■ **EXERCISE DETAILS**
Reproduce all of the material below with every occurrence of "category-label" changed to "vertical-label", leaving everything else as it is. Omit the pictures from your answer.

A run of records
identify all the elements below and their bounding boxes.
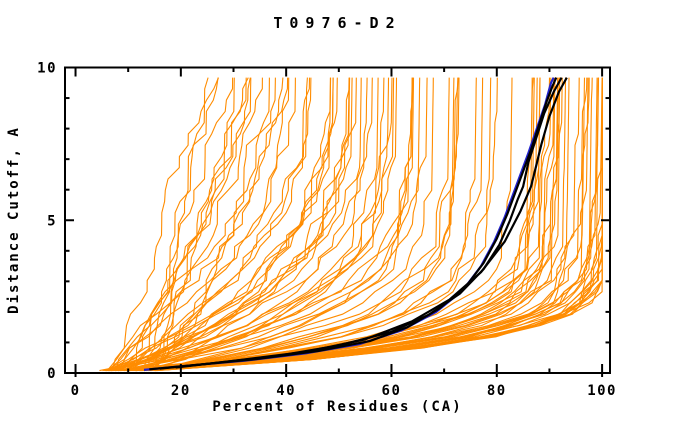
ensemble-curves [99,77,603,372]
curves-layer [99,77,603,372]
svg-text:0: 0 [47,366,57,382]
chart-title: T0976-D2 [273,14,402,32]
svg-text:0: 0 [71,383,81,399]
svg-text:20: 20 [171,383,191,399]
svg-text:60: 60 [382,383,402,399]
svg-text:40: 40 [276,383,296,399]
svg-text:80: 80 [487,383,507,399]
svg-text:5: 5 [47,213,57,229]
y-tick-labels: 0 5 10 [37,61,57,383]
axis-ticks [65,66,610,377]
x-axis-label: Percent of Residues (CA) [212,399,463,415]
svg-text:100: 100 [587,383,617,399]
highlight-curve-3 [175,77,568,369]
x-tick-labels: 0 20 40 60 80 100 [71,383,617,399]
svg-text:10: 10 [37,61,57,77]
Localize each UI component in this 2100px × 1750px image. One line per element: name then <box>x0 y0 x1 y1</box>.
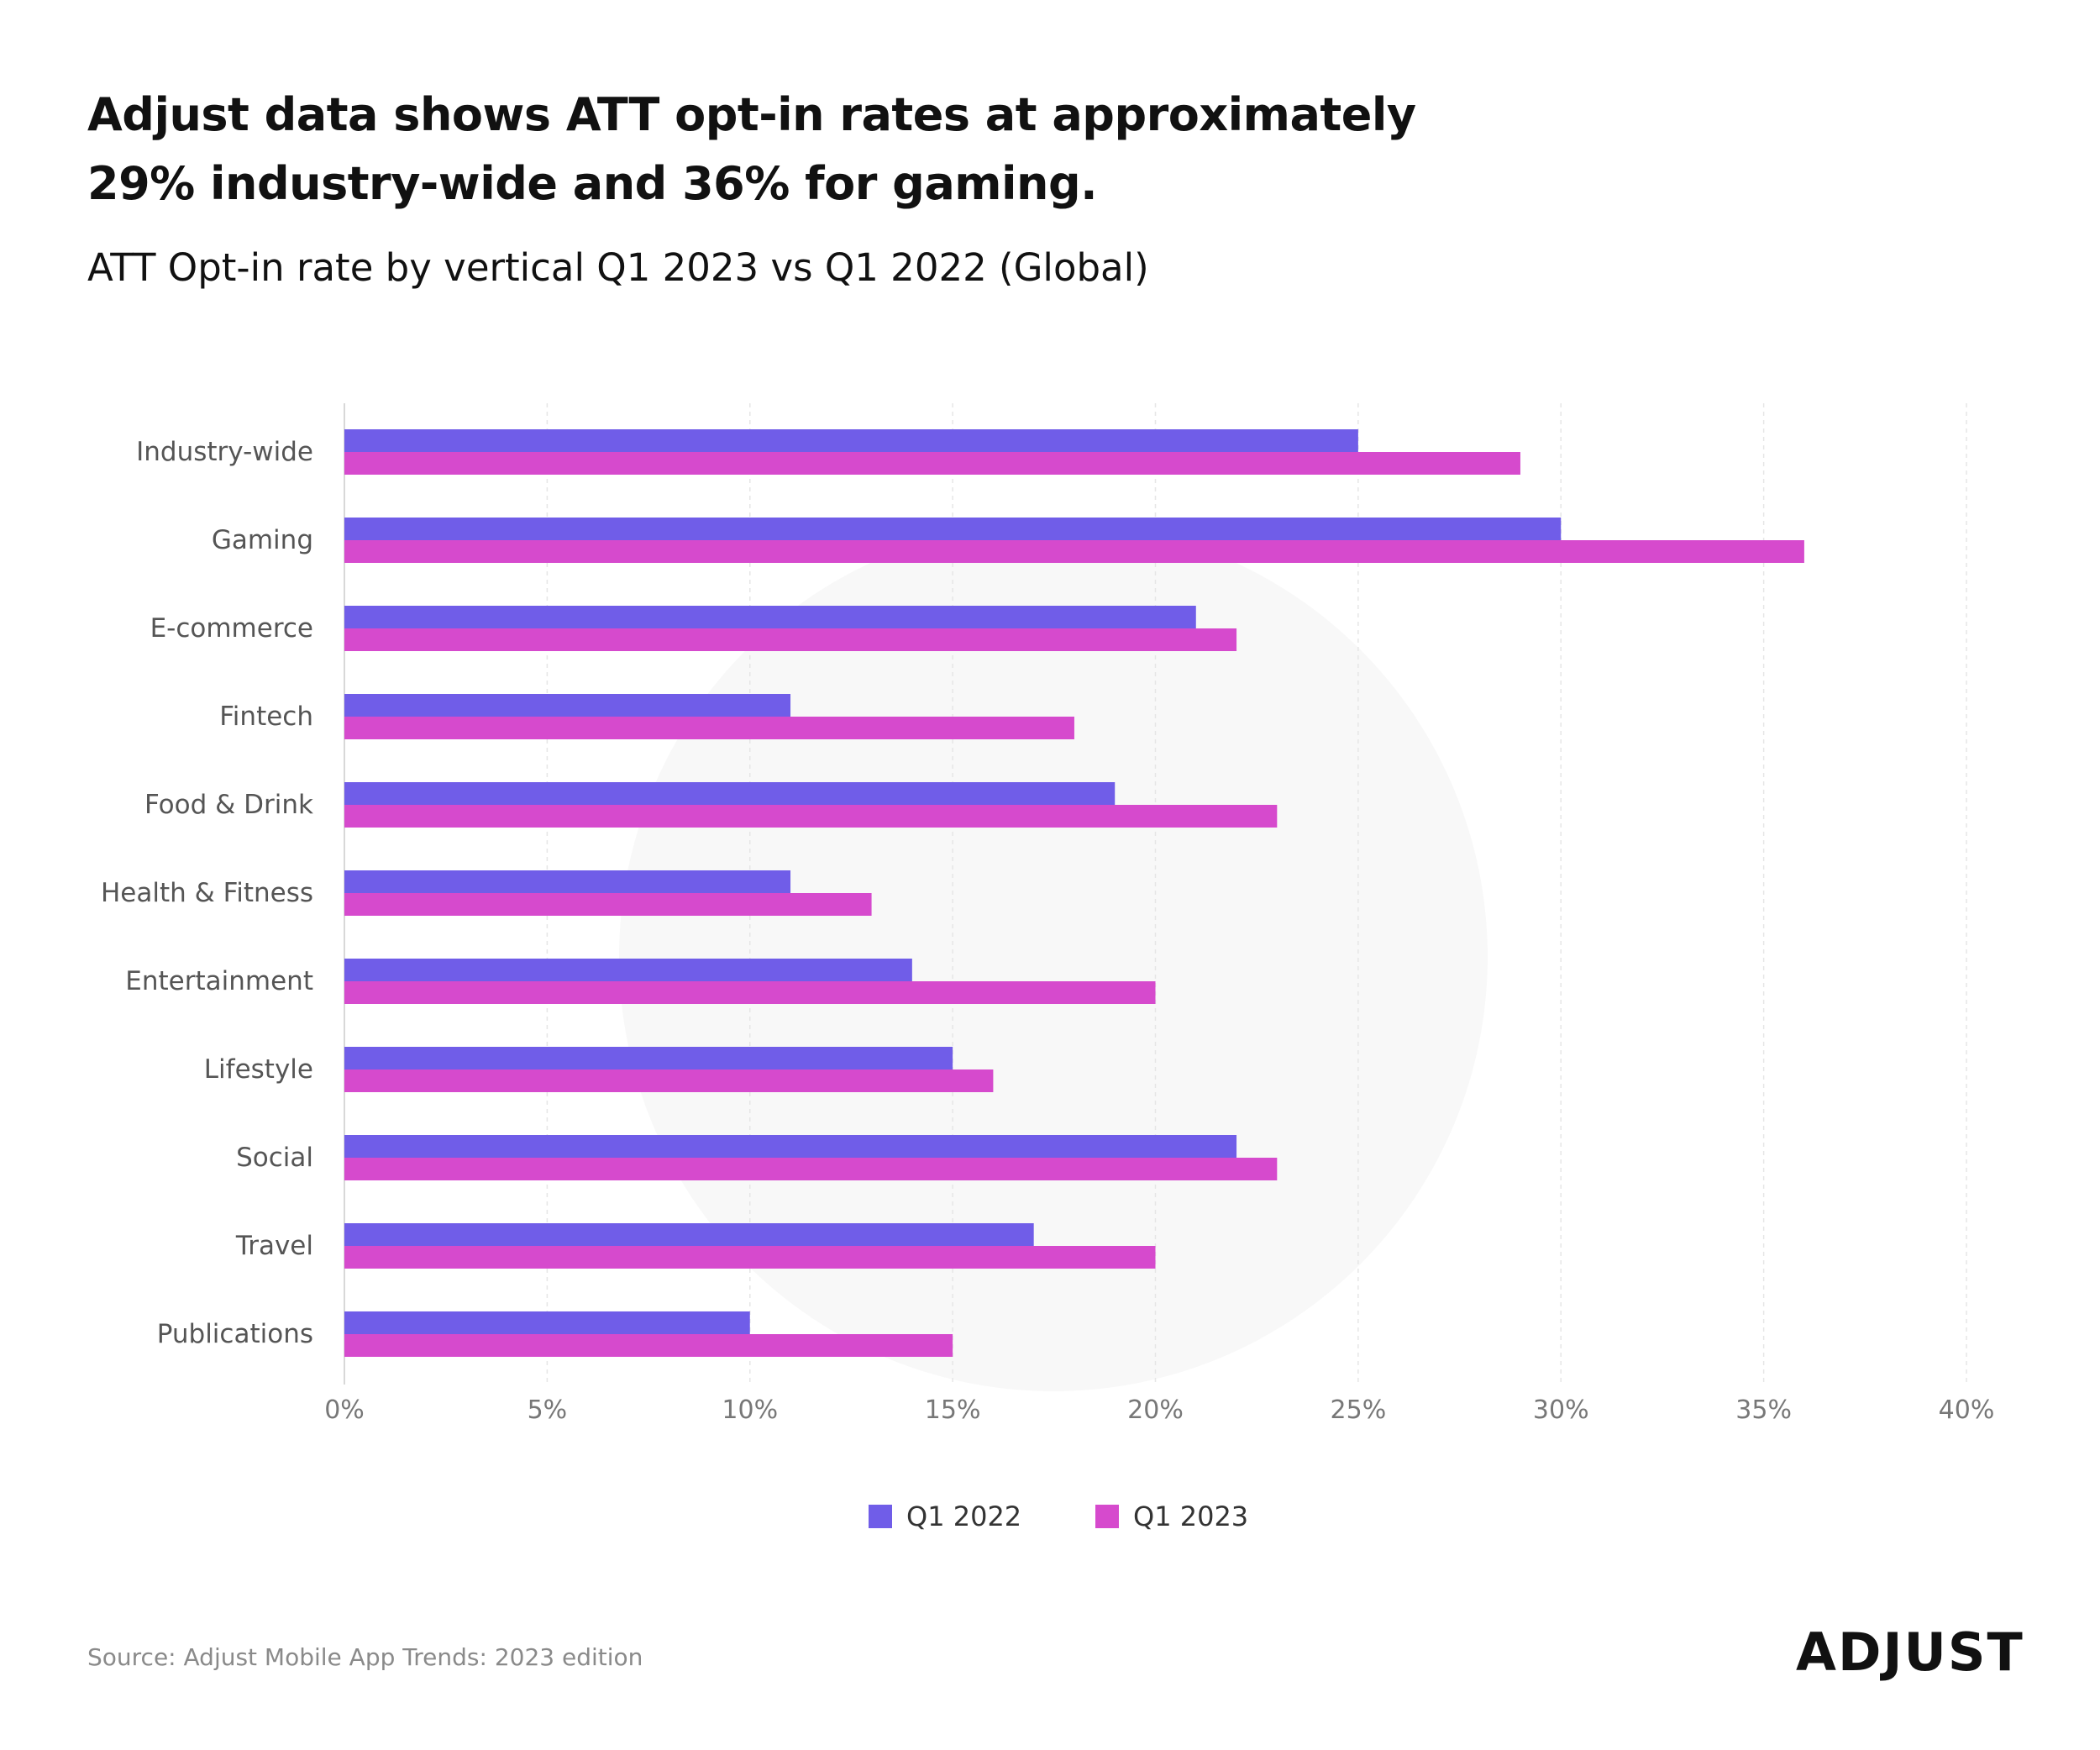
category-label: Food & Drink <box>144 790 313 820</box>
bar-q1-2022 <box>344 782 1116 805</box>
bar-q1-2023 <box>344 805 1278 828</box>
bar-q1-2022 <box>344 959 912 981</box>
bar-q1-2022 <box>344 429 1358 452</box>
category-label: Gaming <box>212 525 313 555</box>
category-label: Social <box>236 1143 313 1173</box>
x-tick-label: 0% <box>324 1395 365 1425</box>
bar-q1-2022 <box>344 1311 750 1334</box>
bar-q1-2022 <box>344 606 1196 628</box>
legend-label: Q1 2022 <box>906 1500 1021 1532</box>
source-note: Source: Adjust Mobile App Trends: 2023 e… <box>87 1643 643 1671</box>
bar-q1-2022 <box>344 1047 953 1069</box>
category-label: Lifestyle <box>204 1054 313 1085</box>
x-tick-label: 35% <box>1735 1395 1792 1425</box>
x-tick-label: 25% <box>1331 1395 1387 1425</box>
x-tick-label: 5% <box>528 1395 568 1425</box>
category-label: Travel <box>235 1231 313 1261</box>
bar-q1-2023 <box>344 981 1156 1004</box>
x-tick-label: 20% <box>1127 1395 1184 1425</box>
bar-q1-2022 <box>344 1135 1237 1158</box>
bar-q1-2023 <box>344 717 1074 739</box>
chart-title: Adjust data shows ATT opt-in rates at ap… <box>87 88 1416 210</box>
bar-q1-2023 <box>344 893 872 916</box>
bar-q1-2023 <box>344 1334 953 1357</box>
bar-q1-2023 <box>344 1158 1278 1180</box>
category-label: Entertainment <box>125 966 313 996</box>
bar-q1-2022 <box>344 518 1562 540</box>
category-label: Health & Fitness <box>101 878 313 908</box>
x-tick-label: 15% <box>925 1395 981 1425</box>
bar-q1-2023 <box>344 1246 1156 1269</box>
x-tick-label: 30% <box>1533 1395 1589 1425</box>
category-label: E-commerce <box>150 613 313 644</box>
x-tick-label: 40% <box>1939 1395 1995 1425</box>
category-label: Industry-wide <box>136 437 313 467</box>
bar-q1-2022 <box>344 1223 1034 1246</box>
bar-q1-2023 <box>344 540 1804 563</box>
category-label: Publications <box>157 1319 313 1349</box>
legend-label: Q1 2023 <box>1133 1500 1248 1532</box>
legend-swatch <box>1095 1505 1119 1528</box>
bar-q1-2023 <box>344 452 1520 475</box>
adjust-logo: ADJUST <box>1796 1621 2024 1683</box>
category-label: Fintech <box>219 702 313 732</box>
chart-subtitle: ATT Opt-in rate by vertical Q1 2023 vs Q… <box>87 245 1149 290</box>
bar-q1-2023 <box>344 628 1237 651</box>
legend-swatch <box>869 1505 892 1528</box>
bar-q1-2023 <box>344 1069 994 1092</box>
x-tick-label: 10% <box>722 1395 778 1425</box>
bar-q1-2022 <box>344 870 791 893</box>
bar-q1-2022 <box>344 694 791 717</box>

■ **RESPONSE FOR THIS EXERCISE**
identify all the elements below and their bounding boxes.
ensemble-curves [99,77,603,372]
curves-layer [99,77,603,372]
svg-text:0: 0 [47,366,57,382]
chart-title: T0976-D2 [273,14,402,32]
svg-text:0: 0 [71,383,81,399]
svg-text:20: 20 [171,383,191,399]
svg-text:60: 60 [382,383,402,399]
svg-text:40: 40 [276,383,296,399]
svg-text:80: 80 [487,383,507,399]
svg-text:5: 5 [47,213,57,229]
y-tick-labels: 0 5 10 [37,61,57,383]
axis-ticks [65,66,610,377]
x-axis-label: Percent of Residues (CA) [212,399,463,415]
svg-text:100: 100 [587,383,617,399]
highlight-curve-3 [175,77,568,369]
x-tick-labels: 0 20 40 60 80 100 [71,383,617,399]
svg-text:10: 10 [37,61,57,77]
Localize each UI component in this 2100px × 1750px image. One line per element: name then <box>x0 y0 x1 y1</box>.
vertical-label: Food & Drink <box>144 790 313 820</box>
bar-q1-2022 <box>344 782 1116 805</box>
bar-q1-2023 <box>344 805 1278 828</box>
bar-q1-2022 <box>344 959 912 981</box>
bar-q1-2022 <box>344 429 1358 452</box>
vertical-label: Gaming <box>212 525 313 555</box>
vertical-label: Social <box>236 1143 313 1173</box>
x-tick-label: 0% <box>324 1395 365 1425</box>
bar-q1-2022 <box>344 1311 750 1334</box>
bar-q1-2022 <box>344 606 1196 628</box>
legend-label: Q1 2022 <box>906 1500 1021 1532</box>
source-note: Source: Adjust Mobile App Trends: 2023 e… <box>87 1643 643 1671</box>
bar-q1-2022 <box>344 1047 953 1069</box>
vertical-label: Lifestyle <box>204 1054 313 1085</box>
x-tick-label: 35% <box>1735 1395 1792 1425</box>
x-tick-label: 25% <box>1331 1395 1387 1425</box>
x-tick-label: 5% <box>528 1395 568 1425</box>
vertical-label: Travel <box>235 1231 313 1261</box>
bar-q1-2023 <box>344 981 1156 1004</box>
x-tick-label: 20% <box>1127 1395 1184 1425</box>
bar-q1-2022 <box>344 1135 1237 1158</box>
bar-q1-2023 <box>344 717 1074 739</box>
chart-title: Adjust data shows ATT opt-in rates at ap… <box>87 88 1416 210</box>
bar-q1-2023 <box>344 893 872 916</box>
bar-q1-2023 <box>344 1334 953 1357</box>
bar-q1-2023 <box>344 1158 1278 1180</box>
vertical-label: Entertainment <box>125 966 313 996</box>
bar-q1-2022 <box>344 518 1562 540</box>
vertical-label: Health & Fitness <box>101 878 313 908</box>
x-tick-label: 15% <box>925 1395 981 1425</box>
bar-q1-2023 <box>344 1246 1156 1269</box>
x-tick-label: 30% <box>1533 1395 1589 1425</box>
vertical-label: E-commerce <box>150 613 313 644</box>
x-tick-label: 40% <box>1939 1395 1995 1425</box>
vertical-label: Industry-wide <box>136 437 313 467</box>
bar-q1-2022 <box>344 1223 1034 1246</box>
bar-q1-2023 <box>344 540 1804 563</box>
vertical-label: Publications <box>157 1319 313 1349</box>
legend-label: Q1 2023 <box>1133 1500 1248 1532</box>
legend-swatch <box>1095 1505 1119 1528</box>
bar-q1-2023 <box>344 452 1520 475</box>
adjust-logo: ADJUST <box>1796 1621 2024 1683</box>
vertical-label: Fintech <box>219 702 313 732</box>
chart-subtitle: ATT Opt-in rate by vertical Q1 2023 vs Q… <box>87 245 1149 290</box>
bar-q1-2023 <box>344 628 1237 651</box>
legend-swatch <box>869 1505 892 1528</box>
bar-q1-2023 <box>344 1069 994 1092</box>
x-tick-label: 10% <box>722 1395 778 1425</box>
bar-q1-2022 <box>344 870 791 893</box>
bar-q1-2022 <box>344 694 791 717</box>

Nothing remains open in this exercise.